Wednesday, November 13, 2013

UGLY: An Alternative Look at Western Art

“Beauty has only one form; ugliness has a thousand.” – Victor Hugo, preface to Cromwell, 1827

For many people, the history of Western art exists as an imagined litany of beautiful artworks, a chronology of idealized figures and finished objects. This exhibition gathers artworks that ask us to reconsider those assumptions.

Most simply, ugliness has been conceived as the inverse of beauty, but there has always been more at stake than mere aesthetic preference. Throughout history those notions have been imbued with moral values: beauty most frequently is equated with ideals of goodness, truth, and order, while the mundane, the irrational, the evil, the deformed, and the excessive are relegated to the realm of ugliness. Over time, just as moral values have shifted, both the appearance and usefulness of ugliness have taken on different meanings and different roles, often in surprisingly powerful ways.

This collection of objects does not offer a counternarrative to a history of beauty. It might, however, suggest fissures in such a history. Ugliness pushes at the boundaries of what we know and find comfortable. It can also make us more active viewers, prompting us to react, question, and take a second look.

## Supplied data
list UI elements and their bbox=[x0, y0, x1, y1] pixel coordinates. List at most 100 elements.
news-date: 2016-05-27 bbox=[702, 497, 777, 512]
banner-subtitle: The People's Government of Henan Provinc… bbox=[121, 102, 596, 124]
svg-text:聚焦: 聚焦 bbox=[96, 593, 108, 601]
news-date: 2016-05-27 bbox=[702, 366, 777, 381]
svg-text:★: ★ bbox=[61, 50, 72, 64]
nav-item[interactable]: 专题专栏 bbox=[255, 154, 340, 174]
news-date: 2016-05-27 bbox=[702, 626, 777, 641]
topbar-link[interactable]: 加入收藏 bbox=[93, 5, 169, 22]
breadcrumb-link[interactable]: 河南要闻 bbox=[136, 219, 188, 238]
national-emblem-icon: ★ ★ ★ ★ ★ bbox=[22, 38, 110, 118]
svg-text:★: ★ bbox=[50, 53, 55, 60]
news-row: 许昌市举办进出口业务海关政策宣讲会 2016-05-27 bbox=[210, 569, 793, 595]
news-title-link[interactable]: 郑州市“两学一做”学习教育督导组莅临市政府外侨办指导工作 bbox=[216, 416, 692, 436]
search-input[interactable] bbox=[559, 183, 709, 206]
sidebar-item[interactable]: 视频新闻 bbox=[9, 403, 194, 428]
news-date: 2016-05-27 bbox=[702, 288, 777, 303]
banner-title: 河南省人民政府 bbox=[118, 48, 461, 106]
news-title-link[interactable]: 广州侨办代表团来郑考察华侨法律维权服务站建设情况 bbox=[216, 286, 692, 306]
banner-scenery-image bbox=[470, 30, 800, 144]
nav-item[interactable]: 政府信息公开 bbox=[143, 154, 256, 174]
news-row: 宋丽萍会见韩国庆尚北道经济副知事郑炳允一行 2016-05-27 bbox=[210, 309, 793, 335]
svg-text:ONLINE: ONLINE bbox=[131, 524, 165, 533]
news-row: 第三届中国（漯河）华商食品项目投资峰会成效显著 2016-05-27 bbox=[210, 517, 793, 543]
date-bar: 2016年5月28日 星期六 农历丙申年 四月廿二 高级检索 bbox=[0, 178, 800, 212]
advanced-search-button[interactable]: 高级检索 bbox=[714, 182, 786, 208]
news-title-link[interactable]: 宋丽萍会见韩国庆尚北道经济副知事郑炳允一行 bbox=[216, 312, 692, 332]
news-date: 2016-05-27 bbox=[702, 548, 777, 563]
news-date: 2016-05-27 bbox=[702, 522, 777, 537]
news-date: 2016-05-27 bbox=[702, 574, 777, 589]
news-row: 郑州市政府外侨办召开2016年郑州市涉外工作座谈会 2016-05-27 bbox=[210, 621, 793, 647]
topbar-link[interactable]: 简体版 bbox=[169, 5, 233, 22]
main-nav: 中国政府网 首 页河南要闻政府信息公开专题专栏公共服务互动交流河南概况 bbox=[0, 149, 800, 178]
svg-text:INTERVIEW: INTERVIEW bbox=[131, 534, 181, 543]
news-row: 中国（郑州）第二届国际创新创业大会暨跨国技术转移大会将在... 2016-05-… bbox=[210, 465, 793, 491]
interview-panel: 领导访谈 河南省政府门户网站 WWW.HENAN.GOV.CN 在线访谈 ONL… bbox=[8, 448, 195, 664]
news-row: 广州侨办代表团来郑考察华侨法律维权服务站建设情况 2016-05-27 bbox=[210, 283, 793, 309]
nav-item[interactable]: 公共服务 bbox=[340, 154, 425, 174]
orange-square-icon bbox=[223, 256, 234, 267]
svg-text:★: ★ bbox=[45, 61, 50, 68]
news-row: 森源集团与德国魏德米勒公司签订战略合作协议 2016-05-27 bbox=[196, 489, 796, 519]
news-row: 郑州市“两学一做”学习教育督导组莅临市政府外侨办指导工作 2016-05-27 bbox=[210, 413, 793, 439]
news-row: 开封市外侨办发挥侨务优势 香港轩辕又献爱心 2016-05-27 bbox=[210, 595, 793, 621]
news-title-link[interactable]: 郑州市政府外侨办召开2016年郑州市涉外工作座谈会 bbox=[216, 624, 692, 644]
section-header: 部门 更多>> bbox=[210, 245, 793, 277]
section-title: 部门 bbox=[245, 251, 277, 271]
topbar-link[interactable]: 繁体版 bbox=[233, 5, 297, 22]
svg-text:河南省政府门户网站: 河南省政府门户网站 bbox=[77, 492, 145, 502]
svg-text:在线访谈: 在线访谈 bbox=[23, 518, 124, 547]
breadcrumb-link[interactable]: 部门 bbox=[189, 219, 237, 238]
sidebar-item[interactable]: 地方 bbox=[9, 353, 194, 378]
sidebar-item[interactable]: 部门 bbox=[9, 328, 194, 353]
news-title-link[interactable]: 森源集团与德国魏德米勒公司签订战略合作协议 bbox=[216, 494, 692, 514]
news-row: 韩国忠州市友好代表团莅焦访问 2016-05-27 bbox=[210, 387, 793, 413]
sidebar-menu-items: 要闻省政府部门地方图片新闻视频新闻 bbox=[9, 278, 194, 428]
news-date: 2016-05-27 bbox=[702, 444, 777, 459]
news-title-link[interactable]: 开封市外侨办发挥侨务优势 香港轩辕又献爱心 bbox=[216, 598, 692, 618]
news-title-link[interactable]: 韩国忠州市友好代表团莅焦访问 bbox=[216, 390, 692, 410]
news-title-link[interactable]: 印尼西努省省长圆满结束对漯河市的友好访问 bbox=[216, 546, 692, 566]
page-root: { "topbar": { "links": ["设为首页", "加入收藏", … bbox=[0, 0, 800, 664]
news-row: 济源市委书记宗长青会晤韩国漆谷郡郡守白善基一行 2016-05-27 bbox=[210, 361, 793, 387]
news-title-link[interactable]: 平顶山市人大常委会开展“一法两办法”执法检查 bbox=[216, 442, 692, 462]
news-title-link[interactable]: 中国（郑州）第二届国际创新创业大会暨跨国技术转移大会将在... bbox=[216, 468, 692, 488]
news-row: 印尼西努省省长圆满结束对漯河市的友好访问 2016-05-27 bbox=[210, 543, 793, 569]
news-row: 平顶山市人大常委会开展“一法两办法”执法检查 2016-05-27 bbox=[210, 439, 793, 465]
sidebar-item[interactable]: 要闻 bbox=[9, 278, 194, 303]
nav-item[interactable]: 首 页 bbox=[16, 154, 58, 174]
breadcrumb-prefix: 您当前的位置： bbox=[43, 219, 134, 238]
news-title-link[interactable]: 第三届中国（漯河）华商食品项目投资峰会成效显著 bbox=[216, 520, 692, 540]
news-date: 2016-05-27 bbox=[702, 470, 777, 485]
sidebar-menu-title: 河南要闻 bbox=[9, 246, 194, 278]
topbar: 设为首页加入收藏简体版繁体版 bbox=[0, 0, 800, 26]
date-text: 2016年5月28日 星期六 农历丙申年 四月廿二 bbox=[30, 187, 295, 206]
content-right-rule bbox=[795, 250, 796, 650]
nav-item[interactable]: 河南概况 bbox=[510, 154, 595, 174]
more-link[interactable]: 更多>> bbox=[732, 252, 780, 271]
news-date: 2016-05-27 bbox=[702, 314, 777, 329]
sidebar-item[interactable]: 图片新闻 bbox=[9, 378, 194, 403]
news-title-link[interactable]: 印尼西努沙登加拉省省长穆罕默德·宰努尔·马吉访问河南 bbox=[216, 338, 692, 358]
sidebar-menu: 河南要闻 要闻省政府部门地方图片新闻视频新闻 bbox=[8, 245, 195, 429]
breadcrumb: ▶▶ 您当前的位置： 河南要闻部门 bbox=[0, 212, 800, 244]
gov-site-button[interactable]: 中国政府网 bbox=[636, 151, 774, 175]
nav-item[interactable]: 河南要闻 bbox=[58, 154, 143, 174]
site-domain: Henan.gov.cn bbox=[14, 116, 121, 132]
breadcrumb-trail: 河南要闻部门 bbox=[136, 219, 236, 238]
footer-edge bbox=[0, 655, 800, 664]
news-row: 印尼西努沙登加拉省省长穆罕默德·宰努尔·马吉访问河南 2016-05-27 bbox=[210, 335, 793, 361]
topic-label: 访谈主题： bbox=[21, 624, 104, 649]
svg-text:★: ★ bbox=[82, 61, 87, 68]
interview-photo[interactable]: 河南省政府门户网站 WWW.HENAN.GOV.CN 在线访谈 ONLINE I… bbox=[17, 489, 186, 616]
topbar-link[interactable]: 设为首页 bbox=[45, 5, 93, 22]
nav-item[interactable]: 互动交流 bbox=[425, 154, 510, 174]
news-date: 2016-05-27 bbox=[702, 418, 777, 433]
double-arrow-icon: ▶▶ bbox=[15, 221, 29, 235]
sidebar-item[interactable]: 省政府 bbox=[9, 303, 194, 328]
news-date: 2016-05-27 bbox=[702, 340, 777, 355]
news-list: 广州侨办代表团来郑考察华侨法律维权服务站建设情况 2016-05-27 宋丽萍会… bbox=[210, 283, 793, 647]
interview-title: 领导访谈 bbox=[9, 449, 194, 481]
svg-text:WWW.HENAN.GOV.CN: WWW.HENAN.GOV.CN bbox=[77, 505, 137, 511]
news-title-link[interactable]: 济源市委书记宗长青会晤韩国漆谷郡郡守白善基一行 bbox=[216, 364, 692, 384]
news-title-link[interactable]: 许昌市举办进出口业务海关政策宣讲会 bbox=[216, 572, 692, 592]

## Challenges
1 - Please reproduce a passage from the exhibition text on ugliness in Western art word for word. Begin at the words "Wednesday, November 13, 2013" and stop after "reconsider those assumptions.".
2 - Answer these questions from the exhibition text on ugliness in Western art:
(a) Whose words open the exhibition text, and in what work and year did they appear?
(b) With which ideals does the exhibition text say beauty is most frequently equated?
(c) According to the final paragraph of the exhibition text, what can ugliness prompt viewers to do?
3 - List every quality that the exhibition text on ugliness in Western art says is relegated to the realm of ugliness.

## Answers per task
1 -
Wednesday, November 13, 2013

UGLY: An Alternative Look at Western Art

“Beauty has only one form; ugliness has a thousand.” – Victor Hugo, preface to Cromwell, 1827

For many people, the history of Western art exists as an imagined litany of beautiful artworks, a chronology of idealized figures and finished objects. This exhibition gathers artworks that ask us to reconsider those assumptions.

2 -
(a) Victor Hugo's, in the preface to Cromwell, 1827.
(b) Goodness, truth, and order.
(c) React, question, and take a second look.

3 -
- the mundane
- the irrational
- the evil
- the deformed
- the excessive